Work required:
Will you output the entries below exactly, skipping every image they contain?

Data to use:
· · · · ·
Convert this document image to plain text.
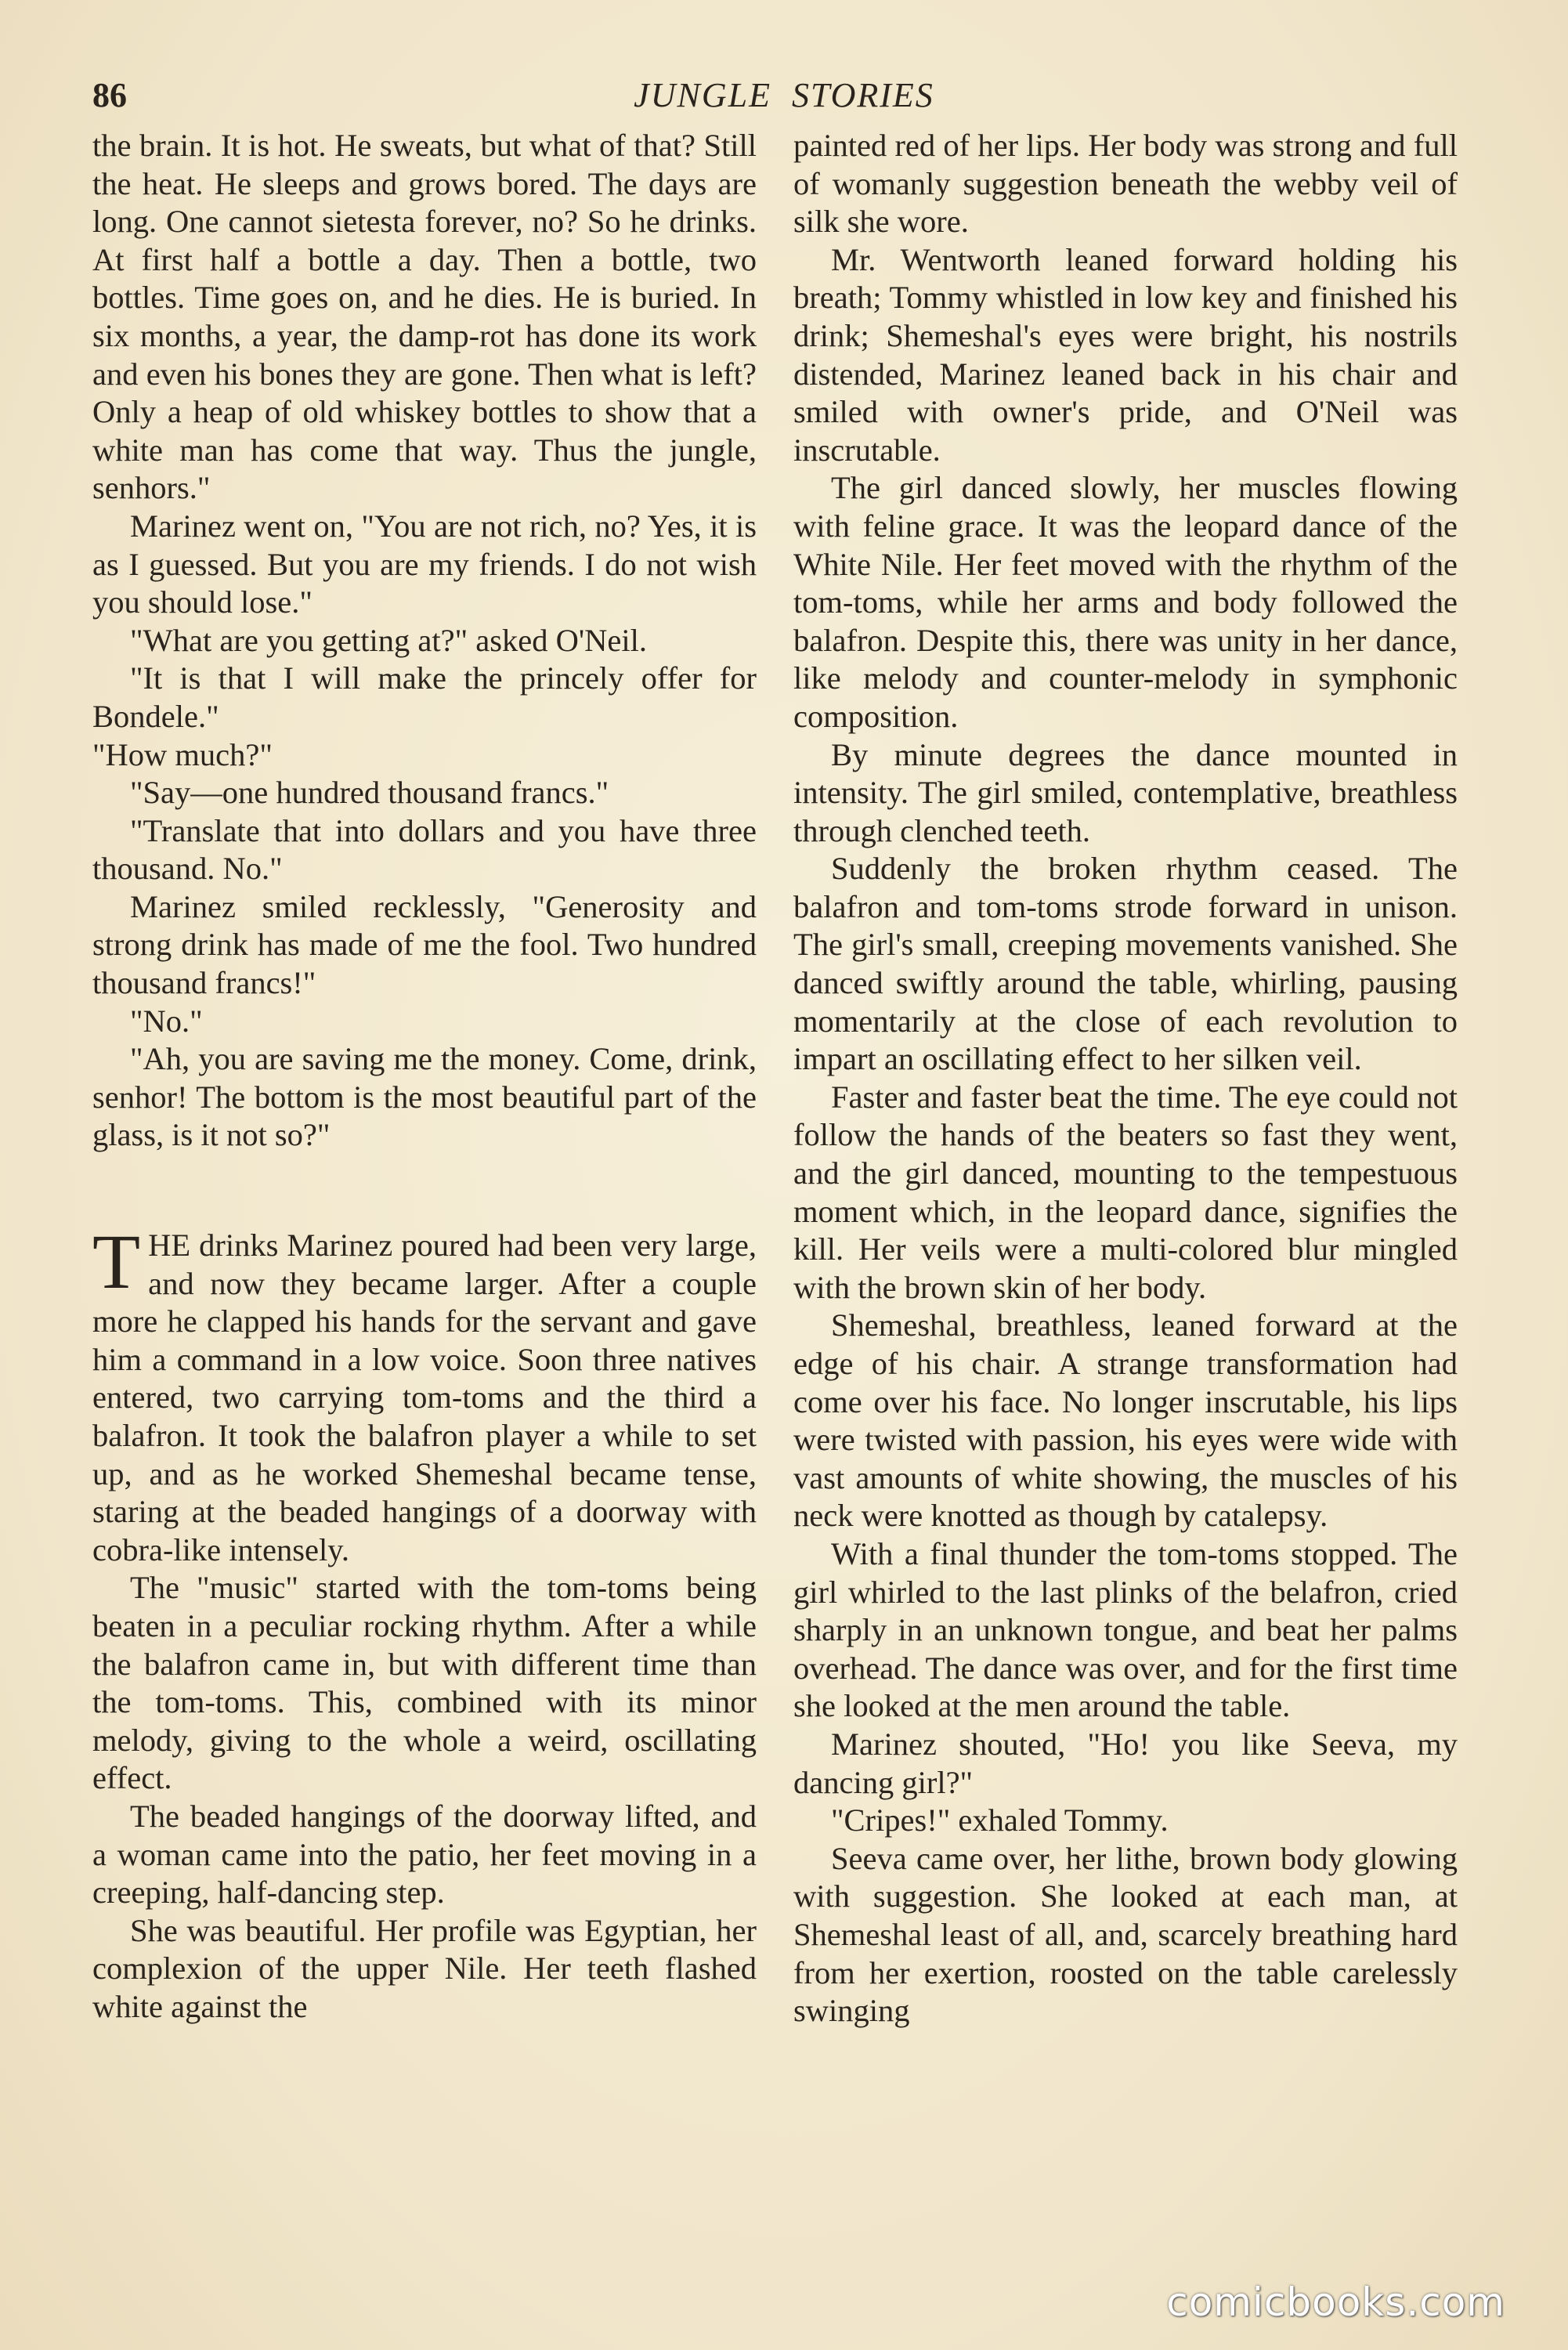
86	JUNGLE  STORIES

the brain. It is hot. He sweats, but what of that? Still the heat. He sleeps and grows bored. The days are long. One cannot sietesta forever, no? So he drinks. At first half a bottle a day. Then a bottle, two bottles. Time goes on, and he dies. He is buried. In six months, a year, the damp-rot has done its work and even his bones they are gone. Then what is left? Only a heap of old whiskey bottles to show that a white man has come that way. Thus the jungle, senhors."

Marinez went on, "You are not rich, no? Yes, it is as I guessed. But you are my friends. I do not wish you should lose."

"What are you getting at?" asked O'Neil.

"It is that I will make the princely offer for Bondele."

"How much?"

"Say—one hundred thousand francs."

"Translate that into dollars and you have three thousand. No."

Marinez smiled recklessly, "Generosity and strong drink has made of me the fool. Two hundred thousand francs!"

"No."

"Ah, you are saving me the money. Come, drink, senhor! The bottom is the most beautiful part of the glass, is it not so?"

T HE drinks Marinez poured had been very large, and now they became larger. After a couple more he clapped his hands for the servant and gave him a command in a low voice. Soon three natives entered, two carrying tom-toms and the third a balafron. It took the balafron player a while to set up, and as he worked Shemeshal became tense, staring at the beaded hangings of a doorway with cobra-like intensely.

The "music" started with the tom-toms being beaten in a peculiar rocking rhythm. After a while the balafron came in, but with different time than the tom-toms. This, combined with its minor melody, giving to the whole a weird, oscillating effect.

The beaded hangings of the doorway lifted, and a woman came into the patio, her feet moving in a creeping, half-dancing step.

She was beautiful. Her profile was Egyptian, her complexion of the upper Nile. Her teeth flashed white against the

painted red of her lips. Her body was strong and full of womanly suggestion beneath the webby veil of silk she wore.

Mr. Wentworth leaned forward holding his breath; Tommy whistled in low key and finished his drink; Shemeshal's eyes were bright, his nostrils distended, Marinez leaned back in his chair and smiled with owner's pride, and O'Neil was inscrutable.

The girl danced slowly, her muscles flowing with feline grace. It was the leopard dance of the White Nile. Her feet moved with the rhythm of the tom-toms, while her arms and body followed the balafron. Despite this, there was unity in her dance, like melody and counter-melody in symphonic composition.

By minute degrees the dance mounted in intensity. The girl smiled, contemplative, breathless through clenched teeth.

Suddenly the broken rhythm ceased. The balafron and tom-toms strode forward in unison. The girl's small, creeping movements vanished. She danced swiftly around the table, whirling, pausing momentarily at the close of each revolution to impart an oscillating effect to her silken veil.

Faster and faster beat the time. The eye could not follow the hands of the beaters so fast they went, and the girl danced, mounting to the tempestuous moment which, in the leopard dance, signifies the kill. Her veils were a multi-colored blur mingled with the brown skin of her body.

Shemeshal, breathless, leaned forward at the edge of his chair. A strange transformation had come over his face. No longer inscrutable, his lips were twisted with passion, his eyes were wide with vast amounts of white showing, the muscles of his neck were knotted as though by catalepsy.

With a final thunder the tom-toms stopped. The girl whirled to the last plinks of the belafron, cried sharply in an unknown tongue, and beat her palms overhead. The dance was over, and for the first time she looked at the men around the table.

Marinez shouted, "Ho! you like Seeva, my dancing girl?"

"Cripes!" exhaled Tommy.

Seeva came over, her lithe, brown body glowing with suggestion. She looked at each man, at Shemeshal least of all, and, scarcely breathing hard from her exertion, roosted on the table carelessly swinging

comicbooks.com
· · · · ·
Full answer:
Convert this document image to plain text.
86	JUNGLE  STORIES

the brain. It is hot. He sweats, but what of that? Still the heat. He sleeps and grows bored. The days are long. One cannot sietesta forever, no? So he drinks. At first half a bottle a day. Then a bottle, two bottles. Time goes on, and he dies. He is buried. In six months, a year, the damp-rot has done its work and even his bones they are gone. Then what is left? Only a heap of old whiskey bottles to show that a white man has come that way. Thus the jungle, senhors."

Marinez went on, "You are not rich, no? Yes, it is as I guessed. But you are my friends. I do not wish you should lose."

"What are you getting at?" asked O'Neil.

"It is that I will make the princely offer for Bondele."

"How much?"

"Say—one hundred thousand francs."

"Translate that into dollars and you have three thousand. No."

Marinez smiled recklessly, "Generosity and strong drink has made of me the fool. Two hundred thousand francs!"

"No."

"Ah, you are saving me the money. Come, drink, senhor! The bottom is the most beautiful part of the glass, is it not so?"

T HE drinks Marinez poured had been very large, and now they became larger. After a couple more he clapped his hands for the servant and gave him a command in a low voice. Soon three natives entered, two carrying tom-toms and the third a balafron. It took the balafron player a while to set up, and as he worked Shemeshal became tense, staring at the beaded hangings of a doorway with cobra-like intensely.

The "music" started with the tom-toms being beaten in a peculiar rocking rhythm. After a while the balafron came in, but with different time than the tom-toms. This, combined with its minor melody, giving to the whole a weird, oscillating effect.

The beaded hangings of the doorway lifted, and a woman came into the patio, her feet moving in a creeping, half-dancing step.

She was beautiful. Her profile was Egyptian, her complexion of the upper Nile. Her teeth flashed white against the

painted red of her lips. Her body was strong and full of womanly suggestion beneath the webby veil of silk she wore.

Mr. Wentworth leaned forward holding his breath; Tommy whistled in low key and finished his drink; Shemeshal's eyes were bright, his nostrils distended, Marinez leaned back in his chair and smiled with owner's pride, and O'Neil was inscrutable.

The girl danced slowly, her muscles flowing with feline grace. It was the leopard dance of the White Nile. Her feet moved with the rhythm of the tom-toms, while her arms and body followed the balafron. Despite this, there was unity in her dance, like melody and counter-melody in symphonic composition.

By minute degrees the dance mounted in intensity. The girl smiled, contemplative, breathless through clenched teeth.

Suddenly the broken rhythm ceased. The balafron and tom-toms strode forward in unison. The girl's small, creeping movements vanished. She danced swiftly around the table, whirling, pausing momentarily at the close of each revolution to impart an oscillating effect to her silken veil.

Faster and faster beat the time. The eye could not follow the hands of the beaters so fast they went, and the girl danced, mounting to the tempestuous moment which, in the leopard dance, signifies the kill. Her veils were a multi-colored blur mingled with the brown skin of her body.

Shemeshal, breathless, leaned forward at the edge of his chair. A strange transformation had come over his face. No longer inscrutable, his lips were twisted with passion, his eyes were wide with vast amounts of white showing, the muscles of his neck were knotted as though by catalepsy.

With a final thunder the tom-toms stopped. The girl whirled to the last plinks of the belafron, cried sharply in an unknown tongue, and beat her palms overhead. The dance was over, and for the first time she looked at the men around the table.

Marinez shouted, "Ho! you like Seeva, my dancing girl?"

"Cripes!" exhaled Tommy.

Seeva came over, her lithe, brown body glowing with suggestion. She looked at each man, at Shemeshal least of all, and, scarcely breathing hard from her exertion, roosted on the table carelessly swinging

comicbooks.com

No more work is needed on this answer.